---- Extracted records

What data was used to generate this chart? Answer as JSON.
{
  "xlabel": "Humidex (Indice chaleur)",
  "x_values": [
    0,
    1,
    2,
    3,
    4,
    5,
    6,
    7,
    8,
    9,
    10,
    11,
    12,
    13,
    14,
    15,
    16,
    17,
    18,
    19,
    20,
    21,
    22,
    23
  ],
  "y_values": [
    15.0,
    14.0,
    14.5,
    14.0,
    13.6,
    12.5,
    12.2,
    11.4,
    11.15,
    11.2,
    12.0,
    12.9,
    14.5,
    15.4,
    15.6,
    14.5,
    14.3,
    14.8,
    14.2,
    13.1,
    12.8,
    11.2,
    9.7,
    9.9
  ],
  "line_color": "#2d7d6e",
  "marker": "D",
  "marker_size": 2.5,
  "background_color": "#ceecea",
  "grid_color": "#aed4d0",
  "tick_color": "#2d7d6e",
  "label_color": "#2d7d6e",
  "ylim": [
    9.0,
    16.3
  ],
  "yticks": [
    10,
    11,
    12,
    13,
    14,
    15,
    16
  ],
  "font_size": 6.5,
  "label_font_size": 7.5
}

--------

■ **Goal**:
Retype the data in full and match it exactly.

■ **Solution below**:
What data was used to generate this chart? Answer as JSON.
{
  "xlabel": "Humidex (Indice chaleur)",
  "x_values": [
    0,
    1,
    2,
    3,
    4,
    5,
    6,
    7,
    8,
    9,
    10,
    11,
    12,
    13,
    14,
    15,
    16,
    17,
    18,
    19,
    20,
    21,
    22,
    23
  ],
  "y_values": [
    15.0,
    14.0,
    14.5,
    14.0,
    13.6,
    12.5,
    12.2,
    11.4,
    11.15,
    11.2,
    12.0,
    12.9,
    14.5,
    15.4,
    15.6,
    14.5,
    14.3,
    14.8,
    14.2,
    13.1,
    12.8,
    11.2,
    9.7,
    9.9
  ],
  "line_color": "#2d7d6e",
  "marker": "D",
  "marker_size": 2.5,
  "background_color": "#ceecea",
  "grid_color": "#aed4d0",
  "tick_color": "#2d7d6e",
  "label_color": "#2d7d6e",
  "ylim": [
    9.0,
    16.3
  ],
  "yticks": [
    10,
    11,
    12,
    13,
    14,
    15,
    16
  ],
  "font_size": 6.5,
  "label_font_size": 7.5
}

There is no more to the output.